Table 1: Algorithm of acute and subacute corrosive injury management
The strictures usually develop within 8 weeks in 80% of patients but can develop as
early as after 3 weeks or as late as 1 year after caustic ingestion. Patients with
grade 3B and 4 have high early mortality rate up to 65%.[16],[23],[24] Patients with grade 4 injury should be subjected to surgery. Corticosteroids and
nasogastric tube insertion are not recommended for stricture prevention.[25]
[26]
[27] However, nasogastric tube can be placed endoscopically and has theoretical advantage
of providing patent route for enteral feeding, maintain luminal integrity, and decrease
stricture formation.[28],[29] Antibiotics do not affect scar formation.[30] They are only indicated if there is evidence of infection or as an adjunct to the
steroid therapy. Endoscopic topical application of mitomycin-C can decrease the number
of dilatations and cause relief of dysphagia.[31],[32] Intraperitoneal 5-fluorouracil, antioxidants, and phosphatidylcholine inhibitor
have been tried without success in preventing stricture formation.[32]
[33]
[34] Intraluminal stents of silicone rubber and polytetrafluoroethylene are positioned
by endoscopy or through laparotomy for 4–6 months;, they have been found to be efficacious
in 52%–72% but have a high migration rate (25%) and require high endoscopy skills
for placement.[35],[36]
All patients after 3–4 weeks of conservative treatment for grade 2B injury and above
are subjected to barium studies for the esophagus and stomach to evaluate the length,
number, degree of esophageal stricture length, shape of gastric outlet stricture,
and evaluation of gastric body and fundus [Table 2]
Table 2: Algorithm of chronic corrosive injury management
LATE COMPLICATIONS
Esophageal injuries
All patients with esophageal stricture present with dysphagia. The diagnosis is based
on barium swallow study; wire-guided endoscopic dilatation with bougies is the first-line
treatment.[37] The dilatation should be started after 4 weeks of caustic injury. Initial dilatation
of all strictures is performed under fluoroscopy guidance. Dilatation is performed
at 1-week interval; however, tight stricture requires twice weekly dilatation in the
early period. The response to dilatation depends on tightness and length of stricture.

## Dataset records
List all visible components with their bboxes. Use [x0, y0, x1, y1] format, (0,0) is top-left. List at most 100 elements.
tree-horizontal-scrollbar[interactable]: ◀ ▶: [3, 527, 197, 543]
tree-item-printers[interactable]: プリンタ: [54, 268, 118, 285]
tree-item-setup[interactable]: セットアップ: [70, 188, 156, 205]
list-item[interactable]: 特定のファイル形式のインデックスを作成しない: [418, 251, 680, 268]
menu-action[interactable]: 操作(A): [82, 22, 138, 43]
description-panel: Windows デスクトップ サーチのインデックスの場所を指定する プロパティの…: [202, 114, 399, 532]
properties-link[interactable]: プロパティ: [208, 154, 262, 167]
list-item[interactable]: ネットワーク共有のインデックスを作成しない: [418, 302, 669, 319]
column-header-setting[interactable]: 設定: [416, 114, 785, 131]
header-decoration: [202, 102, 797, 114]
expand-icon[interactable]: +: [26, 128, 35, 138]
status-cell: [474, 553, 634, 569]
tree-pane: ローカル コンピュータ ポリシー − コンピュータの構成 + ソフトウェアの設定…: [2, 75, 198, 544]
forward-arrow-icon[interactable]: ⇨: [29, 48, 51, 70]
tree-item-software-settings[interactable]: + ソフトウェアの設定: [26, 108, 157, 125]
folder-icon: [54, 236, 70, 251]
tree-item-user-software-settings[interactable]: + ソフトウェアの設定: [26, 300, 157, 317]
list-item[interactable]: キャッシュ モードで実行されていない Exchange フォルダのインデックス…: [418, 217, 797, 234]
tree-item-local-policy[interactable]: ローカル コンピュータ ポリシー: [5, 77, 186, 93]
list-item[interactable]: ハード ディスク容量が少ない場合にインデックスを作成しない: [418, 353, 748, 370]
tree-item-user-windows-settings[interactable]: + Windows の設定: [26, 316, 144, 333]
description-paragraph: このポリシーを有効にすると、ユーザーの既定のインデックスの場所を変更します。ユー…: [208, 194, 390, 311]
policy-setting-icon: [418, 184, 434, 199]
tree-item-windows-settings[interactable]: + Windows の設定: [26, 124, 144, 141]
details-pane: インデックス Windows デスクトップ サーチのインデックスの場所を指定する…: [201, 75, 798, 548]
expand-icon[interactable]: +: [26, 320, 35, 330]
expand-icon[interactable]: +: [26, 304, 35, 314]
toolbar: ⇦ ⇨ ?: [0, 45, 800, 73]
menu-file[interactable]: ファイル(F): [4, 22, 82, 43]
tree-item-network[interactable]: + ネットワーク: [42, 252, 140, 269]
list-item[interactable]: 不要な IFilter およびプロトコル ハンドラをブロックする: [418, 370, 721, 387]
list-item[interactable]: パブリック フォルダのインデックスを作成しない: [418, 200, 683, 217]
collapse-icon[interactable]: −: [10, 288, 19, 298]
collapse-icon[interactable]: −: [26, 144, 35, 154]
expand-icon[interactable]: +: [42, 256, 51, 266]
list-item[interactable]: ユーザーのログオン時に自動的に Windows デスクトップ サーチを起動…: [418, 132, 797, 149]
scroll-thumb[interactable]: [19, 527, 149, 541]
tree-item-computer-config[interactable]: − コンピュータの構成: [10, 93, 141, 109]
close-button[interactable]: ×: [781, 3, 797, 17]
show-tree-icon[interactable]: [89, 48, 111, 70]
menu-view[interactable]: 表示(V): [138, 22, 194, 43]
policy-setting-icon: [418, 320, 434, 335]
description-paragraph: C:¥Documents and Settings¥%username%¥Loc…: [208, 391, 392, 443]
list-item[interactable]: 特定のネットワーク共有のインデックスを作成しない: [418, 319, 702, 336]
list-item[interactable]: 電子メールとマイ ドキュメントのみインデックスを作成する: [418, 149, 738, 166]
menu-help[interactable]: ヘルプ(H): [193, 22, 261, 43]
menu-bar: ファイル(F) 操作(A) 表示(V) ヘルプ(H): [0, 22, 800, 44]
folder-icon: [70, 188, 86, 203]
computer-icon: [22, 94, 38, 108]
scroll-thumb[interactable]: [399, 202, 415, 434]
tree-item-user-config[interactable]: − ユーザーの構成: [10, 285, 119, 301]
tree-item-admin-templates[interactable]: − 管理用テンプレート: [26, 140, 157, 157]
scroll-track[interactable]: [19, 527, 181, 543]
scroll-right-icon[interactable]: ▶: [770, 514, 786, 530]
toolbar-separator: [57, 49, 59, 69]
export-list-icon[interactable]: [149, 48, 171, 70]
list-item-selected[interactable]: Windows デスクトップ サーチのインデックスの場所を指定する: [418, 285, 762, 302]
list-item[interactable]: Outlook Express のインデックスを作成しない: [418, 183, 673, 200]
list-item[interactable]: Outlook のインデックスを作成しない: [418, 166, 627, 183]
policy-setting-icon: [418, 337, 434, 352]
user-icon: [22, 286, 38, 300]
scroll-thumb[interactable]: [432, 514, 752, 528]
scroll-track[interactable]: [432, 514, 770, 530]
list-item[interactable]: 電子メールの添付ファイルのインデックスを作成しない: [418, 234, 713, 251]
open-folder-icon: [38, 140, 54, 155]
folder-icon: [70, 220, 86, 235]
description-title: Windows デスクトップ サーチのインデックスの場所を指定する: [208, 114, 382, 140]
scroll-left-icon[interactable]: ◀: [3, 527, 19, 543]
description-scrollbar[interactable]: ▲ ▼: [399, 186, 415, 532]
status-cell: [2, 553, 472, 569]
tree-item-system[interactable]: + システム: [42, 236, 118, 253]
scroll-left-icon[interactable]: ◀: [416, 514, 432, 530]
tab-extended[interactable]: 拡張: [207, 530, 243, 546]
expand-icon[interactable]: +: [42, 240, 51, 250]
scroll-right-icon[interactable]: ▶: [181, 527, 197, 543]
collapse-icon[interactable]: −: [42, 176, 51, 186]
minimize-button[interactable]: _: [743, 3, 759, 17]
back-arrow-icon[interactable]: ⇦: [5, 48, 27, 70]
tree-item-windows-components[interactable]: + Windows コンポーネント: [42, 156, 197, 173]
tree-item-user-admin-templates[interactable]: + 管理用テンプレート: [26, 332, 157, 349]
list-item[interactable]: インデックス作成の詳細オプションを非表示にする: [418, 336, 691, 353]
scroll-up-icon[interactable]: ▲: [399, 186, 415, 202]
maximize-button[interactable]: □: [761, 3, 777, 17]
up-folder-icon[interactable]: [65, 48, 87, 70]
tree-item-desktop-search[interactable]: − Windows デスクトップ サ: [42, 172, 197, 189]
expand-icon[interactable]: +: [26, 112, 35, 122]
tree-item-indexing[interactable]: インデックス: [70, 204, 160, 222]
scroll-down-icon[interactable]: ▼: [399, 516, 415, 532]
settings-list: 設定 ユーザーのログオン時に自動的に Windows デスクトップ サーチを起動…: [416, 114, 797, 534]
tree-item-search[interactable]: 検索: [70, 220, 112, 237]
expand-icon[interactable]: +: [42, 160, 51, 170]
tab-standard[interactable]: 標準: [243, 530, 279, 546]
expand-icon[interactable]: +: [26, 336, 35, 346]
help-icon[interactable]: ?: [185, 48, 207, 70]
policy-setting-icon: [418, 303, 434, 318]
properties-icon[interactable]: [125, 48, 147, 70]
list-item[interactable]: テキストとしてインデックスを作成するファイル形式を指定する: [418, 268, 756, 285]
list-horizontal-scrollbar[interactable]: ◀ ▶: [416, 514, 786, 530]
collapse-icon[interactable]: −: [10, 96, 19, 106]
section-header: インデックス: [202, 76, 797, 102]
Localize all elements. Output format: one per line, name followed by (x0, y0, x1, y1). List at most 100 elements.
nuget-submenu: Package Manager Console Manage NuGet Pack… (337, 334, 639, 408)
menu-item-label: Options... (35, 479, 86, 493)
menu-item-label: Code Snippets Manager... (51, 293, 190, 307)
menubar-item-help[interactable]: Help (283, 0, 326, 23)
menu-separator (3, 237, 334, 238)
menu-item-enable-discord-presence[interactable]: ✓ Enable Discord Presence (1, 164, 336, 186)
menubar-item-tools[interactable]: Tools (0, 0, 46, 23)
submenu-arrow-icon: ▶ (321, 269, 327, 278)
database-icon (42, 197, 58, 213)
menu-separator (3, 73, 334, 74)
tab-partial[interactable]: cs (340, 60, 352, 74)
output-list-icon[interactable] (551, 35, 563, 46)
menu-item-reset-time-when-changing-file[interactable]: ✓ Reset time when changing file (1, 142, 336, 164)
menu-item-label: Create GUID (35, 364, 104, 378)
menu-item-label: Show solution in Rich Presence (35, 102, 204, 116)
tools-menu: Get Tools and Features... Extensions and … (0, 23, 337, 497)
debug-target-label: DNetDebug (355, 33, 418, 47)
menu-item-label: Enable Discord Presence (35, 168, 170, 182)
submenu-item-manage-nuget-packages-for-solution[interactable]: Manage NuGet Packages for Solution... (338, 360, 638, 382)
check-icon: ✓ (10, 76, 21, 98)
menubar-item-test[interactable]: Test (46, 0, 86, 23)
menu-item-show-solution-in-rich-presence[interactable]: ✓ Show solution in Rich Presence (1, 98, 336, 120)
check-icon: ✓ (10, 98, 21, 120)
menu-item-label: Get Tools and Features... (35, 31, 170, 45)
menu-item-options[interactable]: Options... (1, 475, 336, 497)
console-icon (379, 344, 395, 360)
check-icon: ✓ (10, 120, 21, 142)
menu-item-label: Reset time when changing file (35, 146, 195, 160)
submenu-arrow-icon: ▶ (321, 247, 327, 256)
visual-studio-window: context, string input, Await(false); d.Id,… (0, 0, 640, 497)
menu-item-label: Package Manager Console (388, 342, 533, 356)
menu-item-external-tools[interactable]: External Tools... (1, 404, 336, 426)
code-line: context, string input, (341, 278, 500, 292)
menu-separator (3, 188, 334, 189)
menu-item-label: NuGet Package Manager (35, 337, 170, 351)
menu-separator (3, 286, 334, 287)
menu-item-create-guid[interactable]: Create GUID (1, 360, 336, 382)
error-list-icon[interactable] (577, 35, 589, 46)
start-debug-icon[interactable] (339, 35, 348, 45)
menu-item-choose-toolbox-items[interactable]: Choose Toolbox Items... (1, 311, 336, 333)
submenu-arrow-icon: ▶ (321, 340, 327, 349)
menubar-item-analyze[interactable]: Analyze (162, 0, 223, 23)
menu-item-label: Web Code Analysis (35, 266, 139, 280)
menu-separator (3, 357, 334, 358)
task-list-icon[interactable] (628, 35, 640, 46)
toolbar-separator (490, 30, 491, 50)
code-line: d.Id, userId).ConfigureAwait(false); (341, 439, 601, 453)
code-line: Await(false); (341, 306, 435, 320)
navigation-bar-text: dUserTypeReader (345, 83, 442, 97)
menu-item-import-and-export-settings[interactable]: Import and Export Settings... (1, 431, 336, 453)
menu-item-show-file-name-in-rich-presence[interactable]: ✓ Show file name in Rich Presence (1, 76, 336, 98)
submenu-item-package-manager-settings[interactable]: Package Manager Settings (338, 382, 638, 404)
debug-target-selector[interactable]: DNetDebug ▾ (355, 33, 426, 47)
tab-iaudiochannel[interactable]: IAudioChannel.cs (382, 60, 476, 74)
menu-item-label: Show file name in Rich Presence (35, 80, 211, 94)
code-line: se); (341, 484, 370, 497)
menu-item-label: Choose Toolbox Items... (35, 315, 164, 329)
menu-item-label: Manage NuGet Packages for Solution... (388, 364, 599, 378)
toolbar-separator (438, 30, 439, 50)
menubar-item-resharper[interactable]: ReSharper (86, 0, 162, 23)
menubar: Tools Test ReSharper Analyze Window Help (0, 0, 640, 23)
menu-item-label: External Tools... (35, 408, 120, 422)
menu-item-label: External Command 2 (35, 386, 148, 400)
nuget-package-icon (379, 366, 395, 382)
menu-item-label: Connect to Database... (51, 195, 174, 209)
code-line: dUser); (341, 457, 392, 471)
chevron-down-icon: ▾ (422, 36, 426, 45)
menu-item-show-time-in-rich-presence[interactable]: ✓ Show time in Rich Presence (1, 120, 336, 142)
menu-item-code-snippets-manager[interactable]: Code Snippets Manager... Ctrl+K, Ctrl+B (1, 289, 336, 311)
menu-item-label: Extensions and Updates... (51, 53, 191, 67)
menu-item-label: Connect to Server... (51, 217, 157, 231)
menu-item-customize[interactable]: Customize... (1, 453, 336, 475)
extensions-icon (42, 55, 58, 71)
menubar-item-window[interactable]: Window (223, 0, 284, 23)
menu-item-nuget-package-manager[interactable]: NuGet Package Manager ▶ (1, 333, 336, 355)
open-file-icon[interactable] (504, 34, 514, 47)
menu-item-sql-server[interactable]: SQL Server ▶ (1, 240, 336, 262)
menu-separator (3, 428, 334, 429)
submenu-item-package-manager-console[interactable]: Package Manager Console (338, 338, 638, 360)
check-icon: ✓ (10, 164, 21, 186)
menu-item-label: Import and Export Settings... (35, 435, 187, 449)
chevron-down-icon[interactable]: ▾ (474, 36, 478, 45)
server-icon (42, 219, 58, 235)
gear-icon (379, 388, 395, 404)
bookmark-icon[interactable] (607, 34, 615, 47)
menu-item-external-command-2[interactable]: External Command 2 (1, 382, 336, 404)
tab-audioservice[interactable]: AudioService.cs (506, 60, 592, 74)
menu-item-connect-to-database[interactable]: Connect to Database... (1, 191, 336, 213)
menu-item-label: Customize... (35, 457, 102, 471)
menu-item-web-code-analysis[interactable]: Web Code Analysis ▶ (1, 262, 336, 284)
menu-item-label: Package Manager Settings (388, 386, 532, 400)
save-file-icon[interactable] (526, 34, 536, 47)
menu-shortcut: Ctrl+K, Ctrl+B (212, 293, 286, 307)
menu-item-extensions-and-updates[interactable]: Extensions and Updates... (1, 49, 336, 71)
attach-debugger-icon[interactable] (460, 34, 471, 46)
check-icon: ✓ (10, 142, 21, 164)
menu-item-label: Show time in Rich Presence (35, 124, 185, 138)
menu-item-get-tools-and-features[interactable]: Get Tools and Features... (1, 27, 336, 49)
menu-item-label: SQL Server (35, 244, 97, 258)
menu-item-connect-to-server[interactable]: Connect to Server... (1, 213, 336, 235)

## Your task
Answer these from the text on corrosive injury management:
(a) Within how many weeks do strictures usually develop, and in what share of patients?
(b) What migration rate is given for intraluminal stents?
(c) How often is dilatation performed, and how often for a tight stricture in the early period?

## Solution for this task
(a) Within 8 weeks, in 80% of patients.
(b) 25%.
(c) At a 1-week interval; a tight stricture requires twice-weekly dilatation in the early period.